◆ INPUT ROWS:
* * * * *

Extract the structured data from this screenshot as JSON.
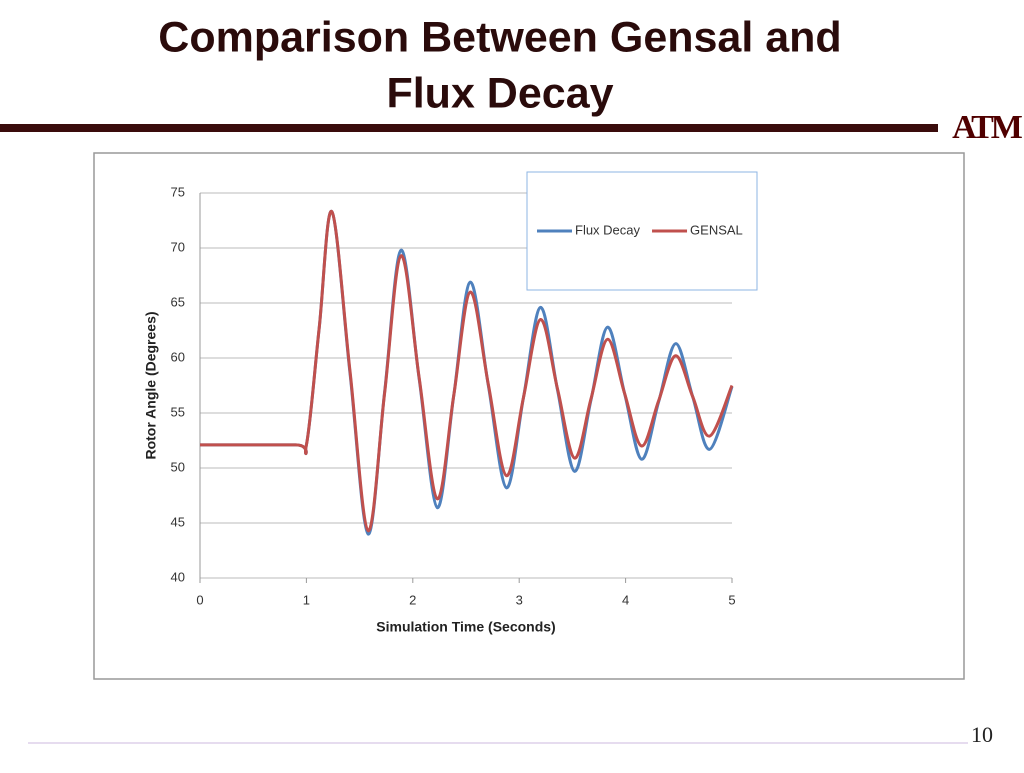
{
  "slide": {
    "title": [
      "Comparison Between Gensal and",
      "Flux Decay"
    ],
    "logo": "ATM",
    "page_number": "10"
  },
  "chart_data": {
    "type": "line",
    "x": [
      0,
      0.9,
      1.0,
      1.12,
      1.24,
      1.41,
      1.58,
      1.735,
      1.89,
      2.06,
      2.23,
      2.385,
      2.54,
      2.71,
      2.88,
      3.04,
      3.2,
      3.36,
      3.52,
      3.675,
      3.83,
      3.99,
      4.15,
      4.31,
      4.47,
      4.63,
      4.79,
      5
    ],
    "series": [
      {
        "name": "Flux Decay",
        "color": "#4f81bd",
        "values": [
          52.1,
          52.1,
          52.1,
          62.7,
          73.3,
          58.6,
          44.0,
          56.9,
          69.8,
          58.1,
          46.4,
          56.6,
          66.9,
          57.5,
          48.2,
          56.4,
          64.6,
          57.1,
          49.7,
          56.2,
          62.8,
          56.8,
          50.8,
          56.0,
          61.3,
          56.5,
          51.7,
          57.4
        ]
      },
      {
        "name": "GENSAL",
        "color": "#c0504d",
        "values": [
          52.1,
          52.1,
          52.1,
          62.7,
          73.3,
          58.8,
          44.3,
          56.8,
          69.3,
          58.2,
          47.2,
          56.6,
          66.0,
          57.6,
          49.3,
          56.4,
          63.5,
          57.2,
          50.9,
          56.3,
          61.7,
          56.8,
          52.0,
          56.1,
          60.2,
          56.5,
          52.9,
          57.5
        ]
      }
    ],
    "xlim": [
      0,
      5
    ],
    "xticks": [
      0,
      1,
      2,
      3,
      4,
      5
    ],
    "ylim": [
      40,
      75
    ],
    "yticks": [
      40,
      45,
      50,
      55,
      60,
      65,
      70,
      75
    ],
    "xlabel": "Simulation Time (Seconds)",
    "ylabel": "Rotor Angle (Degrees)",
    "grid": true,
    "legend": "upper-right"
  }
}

* * * * *

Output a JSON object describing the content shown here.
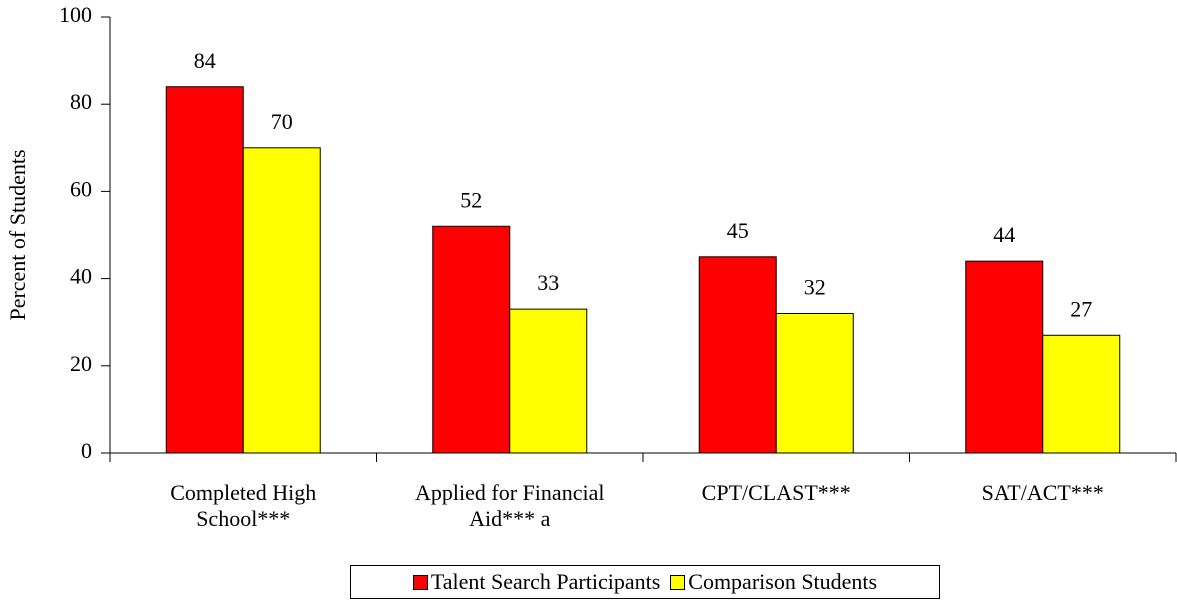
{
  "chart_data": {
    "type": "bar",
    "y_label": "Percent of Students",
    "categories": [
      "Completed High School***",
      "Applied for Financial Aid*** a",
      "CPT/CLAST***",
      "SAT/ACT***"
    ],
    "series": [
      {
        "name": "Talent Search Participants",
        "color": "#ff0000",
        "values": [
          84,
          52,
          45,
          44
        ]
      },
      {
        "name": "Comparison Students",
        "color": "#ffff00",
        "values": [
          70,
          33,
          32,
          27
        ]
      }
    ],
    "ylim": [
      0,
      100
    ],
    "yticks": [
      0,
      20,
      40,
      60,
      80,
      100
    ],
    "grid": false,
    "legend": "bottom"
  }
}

* * * * *

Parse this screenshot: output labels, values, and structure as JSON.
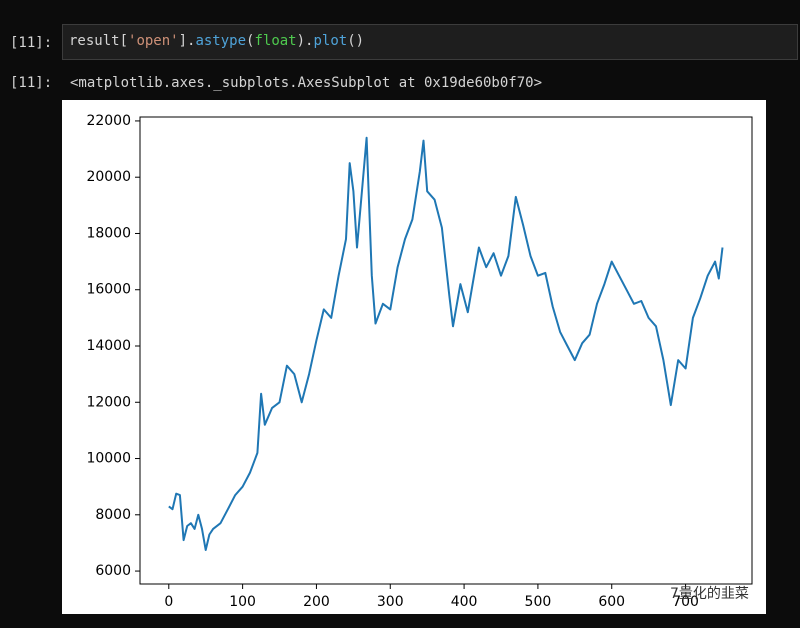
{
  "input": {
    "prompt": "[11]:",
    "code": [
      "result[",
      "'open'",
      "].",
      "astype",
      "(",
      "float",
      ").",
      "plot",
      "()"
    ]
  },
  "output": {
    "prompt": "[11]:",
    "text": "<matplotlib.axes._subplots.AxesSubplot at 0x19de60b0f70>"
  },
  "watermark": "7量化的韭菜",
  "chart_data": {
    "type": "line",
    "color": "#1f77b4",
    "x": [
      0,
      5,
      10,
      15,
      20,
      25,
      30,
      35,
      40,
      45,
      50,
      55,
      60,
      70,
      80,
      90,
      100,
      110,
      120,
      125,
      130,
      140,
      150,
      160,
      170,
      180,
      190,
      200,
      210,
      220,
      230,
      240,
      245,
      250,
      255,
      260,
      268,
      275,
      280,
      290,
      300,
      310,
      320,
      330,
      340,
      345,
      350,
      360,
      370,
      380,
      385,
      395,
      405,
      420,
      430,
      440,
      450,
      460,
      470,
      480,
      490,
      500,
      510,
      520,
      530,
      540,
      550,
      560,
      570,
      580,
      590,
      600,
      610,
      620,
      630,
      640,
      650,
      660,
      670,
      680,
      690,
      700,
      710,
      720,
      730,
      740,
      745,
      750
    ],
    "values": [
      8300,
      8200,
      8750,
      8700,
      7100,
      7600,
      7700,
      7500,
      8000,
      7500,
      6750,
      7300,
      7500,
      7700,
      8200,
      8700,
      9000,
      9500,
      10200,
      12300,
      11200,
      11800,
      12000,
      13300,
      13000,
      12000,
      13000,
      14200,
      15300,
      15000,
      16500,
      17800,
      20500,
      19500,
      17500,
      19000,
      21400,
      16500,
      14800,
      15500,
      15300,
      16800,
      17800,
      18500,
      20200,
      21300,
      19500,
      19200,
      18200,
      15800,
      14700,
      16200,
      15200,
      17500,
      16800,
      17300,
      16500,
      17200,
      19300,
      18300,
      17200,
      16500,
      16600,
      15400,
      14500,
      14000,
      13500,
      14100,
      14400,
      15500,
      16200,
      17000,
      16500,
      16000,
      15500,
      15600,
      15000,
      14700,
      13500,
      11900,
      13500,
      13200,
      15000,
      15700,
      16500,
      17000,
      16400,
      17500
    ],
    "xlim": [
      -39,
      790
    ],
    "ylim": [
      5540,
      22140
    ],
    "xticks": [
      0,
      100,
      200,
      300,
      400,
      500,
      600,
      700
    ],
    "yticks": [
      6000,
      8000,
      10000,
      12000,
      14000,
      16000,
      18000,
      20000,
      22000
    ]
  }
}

* * * * *

◆ DIRECTIVE: Display every line of the listing that contains the string "Comparison".

◆ ANSWER TO THE EXERCISE:
      "Comparison Between Gensal and",
        "name": "Comparison Students",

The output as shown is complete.